**TEKS HASIL EKSTRAKSI**
• • •
Agnostik dan Konstruksi Kepercayaan

Puncaknya adalah ketika manusia mulai berpikir bahwa sesuati terjadi tidak hanya karena peristiwa sebab akibat yang alami, namun juga sebab akibat yang bersifat maknawi, profan dan menyimpan pesan.

21 Juni 2022, 00:48 WIB

Nusantarapedia.net, Jurnal | Religi — Agnostik dan Konstruksi Kepercayaan

“Secara terminologis, agnostic adalah orang yang memiliki pandangan bahwa ada atau tidaknya Tuhan tidak dapat diketahui. Agnostic lawan kata dari gnostik yang artinya bahwa Tuhan dapat diketahui sebagai ada atau tidak.”

Masyarakat cenderung salah kaprah mengartikan agnostik. Semua persepsi cenderung mengarah ke konsep atheis. Padahal keduanya berbeda jauh. Baik secara pengertian, makna, budaya dan ranah kajiannya.

Konsep keyakinan, agama dan beragama sudah dikenal sejak manusia mulai mengenali kebutuhannya. Kebutuhan dalam menemukan pegangan dan pedoman hidup. Edward B. Taylor berpendapat bahwa agama berakar dalam gagasan tentang jiwa dan beragumentasi bahwa setelah manusia itu ada,maka muncullah keyakinan bahwa aneka ragam makhluk ada kaitannya dengan berbagai ruang lingkup dan hakikat manusia.
• • •
**SOAL YANG DIKERJAKAN**
Ambil dari teks tentang agnostik seluruh bagian mulai dari "Konsep keyakinan, agama" sampai dengan "dan hakikat manusia.", tanpa mengubah satu kata pun.

**Baris Tersimpan**
• • •
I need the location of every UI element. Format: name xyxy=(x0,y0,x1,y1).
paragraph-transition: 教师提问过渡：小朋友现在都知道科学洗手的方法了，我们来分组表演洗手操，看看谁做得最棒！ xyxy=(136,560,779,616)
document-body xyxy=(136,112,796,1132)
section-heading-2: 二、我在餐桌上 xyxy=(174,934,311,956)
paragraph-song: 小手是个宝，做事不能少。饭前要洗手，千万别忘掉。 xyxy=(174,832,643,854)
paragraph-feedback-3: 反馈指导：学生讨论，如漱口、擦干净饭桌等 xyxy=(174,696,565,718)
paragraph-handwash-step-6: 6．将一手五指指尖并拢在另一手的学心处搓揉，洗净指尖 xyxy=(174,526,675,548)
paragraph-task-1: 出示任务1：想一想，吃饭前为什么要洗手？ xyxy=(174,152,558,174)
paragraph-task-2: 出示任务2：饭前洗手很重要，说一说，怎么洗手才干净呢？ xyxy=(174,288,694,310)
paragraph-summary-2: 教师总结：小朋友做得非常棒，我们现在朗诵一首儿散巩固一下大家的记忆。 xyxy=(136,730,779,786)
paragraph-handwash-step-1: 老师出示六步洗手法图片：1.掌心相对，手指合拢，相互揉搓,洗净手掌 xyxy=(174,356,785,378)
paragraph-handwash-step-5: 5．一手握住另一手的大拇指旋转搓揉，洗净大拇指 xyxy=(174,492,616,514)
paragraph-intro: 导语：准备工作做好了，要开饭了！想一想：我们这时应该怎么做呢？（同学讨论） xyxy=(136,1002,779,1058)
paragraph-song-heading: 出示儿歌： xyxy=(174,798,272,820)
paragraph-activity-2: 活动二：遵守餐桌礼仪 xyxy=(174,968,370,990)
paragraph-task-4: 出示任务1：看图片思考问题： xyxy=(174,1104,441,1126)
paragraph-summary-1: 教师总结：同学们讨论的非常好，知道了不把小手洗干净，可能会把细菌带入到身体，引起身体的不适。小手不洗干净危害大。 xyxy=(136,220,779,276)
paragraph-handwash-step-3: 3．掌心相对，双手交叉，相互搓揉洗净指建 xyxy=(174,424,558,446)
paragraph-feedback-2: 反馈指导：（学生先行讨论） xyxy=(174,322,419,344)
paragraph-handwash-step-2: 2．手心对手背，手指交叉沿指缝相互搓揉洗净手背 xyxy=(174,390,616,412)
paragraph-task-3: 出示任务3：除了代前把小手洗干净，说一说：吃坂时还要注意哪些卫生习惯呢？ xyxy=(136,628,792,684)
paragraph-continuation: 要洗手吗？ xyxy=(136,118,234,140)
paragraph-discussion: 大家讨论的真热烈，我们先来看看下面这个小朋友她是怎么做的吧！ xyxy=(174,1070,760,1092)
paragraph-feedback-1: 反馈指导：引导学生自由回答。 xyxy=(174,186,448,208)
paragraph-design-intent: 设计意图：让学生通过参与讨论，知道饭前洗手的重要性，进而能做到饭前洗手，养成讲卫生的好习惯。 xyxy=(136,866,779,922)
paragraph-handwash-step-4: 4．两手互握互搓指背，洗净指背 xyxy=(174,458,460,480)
• • •
**PEMBAHASAN PENYELESAIAN**
Konsep keyakinan, agama dan beragama sudah dikenal sejak manusia mulai mengenali kebutuhannya. Kebutuhan dalam menemukan pegangan dan pedoman hidup. Edward B. Taylor berpendapat bahwa agama berakar dalam gagasan tentang jiwa dan beragumentasi bahwa setelah manusia itu ada,maka muncullah keyakinan bahwa aneka ragam makhluk ada kaitannya dengan berbagai ruang lingkup dan hakikat manusia.